[start]

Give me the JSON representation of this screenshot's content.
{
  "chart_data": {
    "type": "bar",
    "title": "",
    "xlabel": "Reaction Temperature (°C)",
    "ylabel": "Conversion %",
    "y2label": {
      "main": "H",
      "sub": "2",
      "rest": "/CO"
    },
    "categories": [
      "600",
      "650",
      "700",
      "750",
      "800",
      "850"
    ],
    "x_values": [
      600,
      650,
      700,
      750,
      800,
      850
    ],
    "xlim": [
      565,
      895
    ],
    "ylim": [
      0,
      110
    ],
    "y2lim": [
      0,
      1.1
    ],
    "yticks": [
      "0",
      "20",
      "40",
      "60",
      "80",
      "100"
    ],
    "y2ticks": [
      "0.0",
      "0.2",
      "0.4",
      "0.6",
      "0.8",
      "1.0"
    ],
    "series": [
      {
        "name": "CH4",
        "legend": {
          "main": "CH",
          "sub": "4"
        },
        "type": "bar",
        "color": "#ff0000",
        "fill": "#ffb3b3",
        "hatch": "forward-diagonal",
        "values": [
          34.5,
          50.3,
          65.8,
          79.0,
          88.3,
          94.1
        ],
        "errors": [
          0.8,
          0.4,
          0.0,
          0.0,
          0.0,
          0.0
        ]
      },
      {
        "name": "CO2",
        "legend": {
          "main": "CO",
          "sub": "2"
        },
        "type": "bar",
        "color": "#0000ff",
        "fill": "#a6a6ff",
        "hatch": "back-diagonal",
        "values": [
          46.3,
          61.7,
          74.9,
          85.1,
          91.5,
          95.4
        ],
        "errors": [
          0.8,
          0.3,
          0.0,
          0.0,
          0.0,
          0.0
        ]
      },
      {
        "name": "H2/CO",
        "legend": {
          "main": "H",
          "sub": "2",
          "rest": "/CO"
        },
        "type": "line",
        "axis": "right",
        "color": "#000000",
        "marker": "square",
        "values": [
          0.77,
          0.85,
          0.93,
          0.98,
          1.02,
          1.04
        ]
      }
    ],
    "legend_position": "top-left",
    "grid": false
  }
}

[end]

_Direction_: Restate all of the entries exactly, please.

_Right answer_:
Give me the JSON representation of this screenshot's content.
{
  "chart_data": {
    "type": "bar",
    "title": "",
    "xlabel": "Reaction Temperature (°C)",
    "ylabel": "Conversion %",
    "y2label": {
      "main": "H",
      "sub": "2",
      "rest": "/CO"
    },
    "categories": [
      "600",
      "650",
      "700",
      "750",
      "800",
      "850"
    ],
    "x_values": [
      600,
      650,
      700,
      750,
      800,
      850
    ],
    "xlim": [
      565,
      895
    ],
    "ylim": [
      0,
      110
    ],
    "y2lim": [
      0,
      1.1
    ],
    "yticks": [
      "0",
      "20",
      "40",
      "60",
      "80",
      "100"
    ],
    "y2ticks": [
      "0.0",
      "0.2",
      "0.4",
      "0.6",
      "0.8",
      "1.0"
    ],
    "series": [
      {
        "name": "CH4",
        "legend": {
          "main": "CH",
          "sub": "4"
        },
        "type": "bar",
        "color": "#ff0000",
        "fill": "#ffb3b3",
        "hatch": "forward-diagonal",
        "values": [
          34.5,
          50.3,
          65.8,
          79.0,
          88.3,
          94.1
        ],
        "errors": [
          0.8,
          0.4,
          0.0,
          0.0,
          0.0,
          0.0
        ]
      },
      {
        "name": "CO2",
        "legend": {
          "main": "CO",
          "sub": "2"
        },
        "type": "bar",
        "color": "#0000ff",
        "fill": "#a6a6ff",
        "hatch": "back-diagonal",
        "values": [
          46.3,
          61.7,
          74.9,
          85.1,
          91.5,
          95.4
        ],
        "errors": [
          0.8,
          0.3,
          0.0,
          0.0,
          0.0,
          0.0
        ]
      },
      {
        "name": "H2/CO",
        "legend": {
          "main": "H",
          "sub": "2",
          "rest": "/CO"
        },
        "type": "line",
        "axis": "right",
        "color": "#000000",
        "marker": "square",
        "values": [
          0.77,
          0.85,
          0.93,
          0.98,
          1.02,
          1.04
        ]
      }
    ],
    "legend_position": "top-left",
    "grid": false
  }
}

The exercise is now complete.